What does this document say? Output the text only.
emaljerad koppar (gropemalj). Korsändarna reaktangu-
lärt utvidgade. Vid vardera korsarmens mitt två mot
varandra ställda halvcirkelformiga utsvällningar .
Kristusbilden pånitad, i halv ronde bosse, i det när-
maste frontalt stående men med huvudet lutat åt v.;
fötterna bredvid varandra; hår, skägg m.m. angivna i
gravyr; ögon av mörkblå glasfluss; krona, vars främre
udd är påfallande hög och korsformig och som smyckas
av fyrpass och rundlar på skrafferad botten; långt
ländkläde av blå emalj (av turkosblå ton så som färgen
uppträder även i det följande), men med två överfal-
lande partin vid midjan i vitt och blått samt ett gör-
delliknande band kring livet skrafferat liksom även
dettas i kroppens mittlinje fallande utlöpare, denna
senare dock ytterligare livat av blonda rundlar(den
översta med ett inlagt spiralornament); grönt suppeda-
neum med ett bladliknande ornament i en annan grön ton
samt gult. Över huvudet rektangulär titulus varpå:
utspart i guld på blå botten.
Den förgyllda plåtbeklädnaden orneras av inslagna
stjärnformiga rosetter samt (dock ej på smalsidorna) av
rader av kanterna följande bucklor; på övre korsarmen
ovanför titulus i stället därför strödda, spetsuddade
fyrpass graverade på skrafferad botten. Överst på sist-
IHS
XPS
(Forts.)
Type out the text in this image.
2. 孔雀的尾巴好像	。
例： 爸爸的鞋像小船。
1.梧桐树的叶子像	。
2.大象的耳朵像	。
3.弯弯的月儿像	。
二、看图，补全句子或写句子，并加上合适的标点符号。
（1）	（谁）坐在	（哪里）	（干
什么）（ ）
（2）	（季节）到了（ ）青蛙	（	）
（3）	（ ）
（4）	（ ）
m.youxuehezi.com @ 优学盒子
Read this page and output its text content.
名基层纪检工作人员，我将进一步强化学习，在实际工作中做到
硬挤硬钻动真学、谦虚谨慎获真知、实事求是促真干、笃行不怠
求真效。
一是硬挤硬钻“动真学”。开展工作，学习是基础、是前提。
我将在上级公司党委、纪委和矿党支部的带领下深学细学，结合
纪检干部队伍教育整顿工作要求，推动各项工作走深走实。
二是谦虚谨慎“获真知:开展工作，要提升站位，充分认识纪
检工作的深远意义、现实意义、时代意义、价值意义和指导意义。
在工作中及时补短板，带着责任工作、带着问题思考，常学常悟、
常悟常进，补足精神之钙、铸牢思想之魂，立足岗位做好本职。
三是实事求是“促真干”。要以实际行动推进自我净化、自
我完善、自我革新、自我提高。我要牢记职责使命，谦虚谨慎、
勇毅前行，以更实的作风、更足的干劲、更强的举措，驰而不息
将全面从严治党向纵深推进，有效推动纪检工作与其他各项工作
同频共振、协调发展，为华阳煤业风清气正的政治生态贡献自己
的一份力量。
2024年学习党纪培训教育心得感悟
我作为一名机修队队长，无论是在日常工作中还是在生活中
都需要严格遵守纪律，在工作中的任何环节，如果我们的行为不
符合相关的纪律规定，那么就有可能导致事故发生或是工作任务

◆ OBJECTIVE: Scan the material above. Copy each line that holds the word "varandra".

◆ RESULT OF THE EXERCISE:
varandra ställda halvcirkelformiga utsvällningar .
fötterna bredvid varandra; hår, skägg m.m. angivna i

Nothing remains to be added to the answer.